Give every line of the material again, exactly as written.
+++ DATA FOR PROCESSING +++
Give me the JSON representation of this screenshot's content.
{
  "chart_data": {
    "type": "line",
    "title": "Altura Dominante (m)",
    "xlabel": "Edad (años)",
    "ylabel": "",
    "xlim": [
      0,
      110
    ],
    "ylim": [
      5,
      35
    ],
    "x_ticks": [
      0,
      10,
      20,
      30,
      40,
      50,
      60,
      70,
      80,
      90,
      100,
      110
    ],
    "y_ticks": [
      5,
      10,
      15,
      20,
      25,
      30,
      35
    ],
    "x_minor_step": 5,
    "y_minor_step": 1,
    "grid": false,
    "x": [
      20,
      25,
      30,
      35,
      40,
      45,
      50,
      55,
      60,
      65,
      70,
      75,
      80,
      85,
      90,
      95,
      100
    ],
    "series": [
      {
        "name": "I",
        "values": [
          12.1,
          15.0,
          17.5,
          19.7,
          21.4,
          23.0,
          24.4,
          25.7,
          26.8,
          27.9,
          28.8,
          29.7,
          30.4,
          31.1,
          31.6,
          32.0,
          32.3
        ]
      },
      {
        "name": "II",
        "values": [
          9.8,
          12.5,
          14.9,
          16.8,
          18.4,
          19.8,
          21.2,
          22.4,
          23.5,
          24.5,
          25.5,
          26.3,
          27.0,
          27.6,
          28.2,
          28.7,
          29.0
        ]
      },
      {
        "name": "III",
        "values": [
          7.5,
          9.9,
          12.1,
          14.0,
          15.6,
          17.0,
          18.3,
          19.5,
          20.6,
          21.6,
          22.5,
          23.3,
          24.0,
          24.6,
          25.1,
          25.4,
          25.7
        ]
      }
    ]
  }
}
+++
RIGHT ANSWER:
Give me the JSON representation of this screenshot's content.
{
  "chart_data": {
    "type": "line",
    "title": "Altura Dominante (m)",
    "xlabel": "Edad (años)",
    "ylabel": "",
    "xlim": [
      0,
      110
    ],
    "ylim": [
      5,
      35
    ],
    "x_ticks": [
      0,
      10,
      20,
      30,
      40,
      50,
      60,
      70,
      80,
      90,
      100,
      110
    ],
    "y_ticks": [
      5,
      10,
      15,
      20,
      25,
      30,
      35
    ],
    "x_minor_step": 5,
    "y_minor_step": 1,
    "grid": false,
    "x": [
      20,
      25,
      30,
      35,
      40,
      45,
      50,
      55,
      60,
      65,
      70,
      75,
      80,
      85,
      90,
      95,
      100
    ],
    "series": [
      {
        "name": "I",
        "values": [
          12.1,
          15.0,
          17.5,
          19.7,
          21.4,
          23.0,
          24.4,
          25.7,
          26.8,
          27.9,
          28.8,
          29.7,
          30.4,
          31.1,
          31.6,
          32.0,
          32.3
        ]
      },
      {
        "name": "II",
        "values": [
          9.8,
          12.5,
          14.9,
          16.8,
          18.4,
          19.8,
          21.2,
          22.4,
          23.5,
          24.5,
          25.5,
          26.3,
          27.0,
          27.6,
          28.2,
          28.7,
          29.0
        ]
      },
      {
        "name": "III",
        "values": [
          7.5,
          9.9,
          12.1,
          14.0,
          15.6,
          17.0,
          18.3,
          19.5,
          20.6,
          21.6,
          22.5,
          23.3,
          24.0,
          24.6,
          25.1,
          25.4,
          25.7
        ]
      }
    ]
  }
}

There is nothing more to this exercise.